Locate the lines that hold the string "with". Copy every such line.

++++++++++++++++++++

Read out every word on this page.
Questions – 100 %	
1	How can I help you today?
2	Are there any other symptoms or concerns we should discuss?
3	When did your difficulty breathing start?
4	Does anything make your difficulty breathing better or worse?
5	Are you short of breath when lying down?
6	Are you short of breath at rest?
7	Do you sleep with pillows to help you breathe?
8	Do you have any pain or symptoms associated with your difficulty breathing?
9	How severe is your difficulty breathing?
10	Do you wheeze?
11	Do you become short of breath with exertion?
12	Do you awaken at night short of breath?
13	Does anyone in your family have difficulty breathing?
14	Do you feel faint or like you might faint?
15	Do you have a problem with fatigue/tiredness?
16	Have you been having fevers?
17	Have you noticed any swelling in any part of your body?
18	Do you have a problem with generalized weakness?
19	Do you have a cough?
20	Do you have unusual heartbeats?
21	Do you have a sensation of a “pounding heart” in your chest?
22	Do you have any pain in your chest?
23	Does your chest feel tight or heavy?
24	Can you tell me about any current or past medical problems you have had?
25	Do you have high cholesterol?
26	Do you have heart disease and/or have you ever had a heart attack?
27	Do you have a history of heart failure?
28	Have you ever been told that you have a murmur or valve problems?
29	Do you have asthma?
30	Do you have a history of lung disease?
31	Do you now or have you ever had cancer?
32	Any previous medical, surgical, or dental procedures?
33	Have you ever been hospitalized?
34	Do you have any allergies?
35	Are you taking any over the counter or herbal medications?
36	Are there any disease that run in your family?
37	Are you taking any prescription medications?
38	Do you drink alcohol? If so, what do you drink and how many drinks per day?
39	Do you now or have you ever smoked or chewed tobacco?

++++++++++++++++++++

> [Exercise output]
7	Do you sleep with pillows to help you breathe?
8	Do you have any pain or symptoms associated with your difficulty breathing?
11	Do you become short of breath with exertion?
15	Do you have a problem with fatigue/tiredness?
18	Do you have a problem with generalized weakness?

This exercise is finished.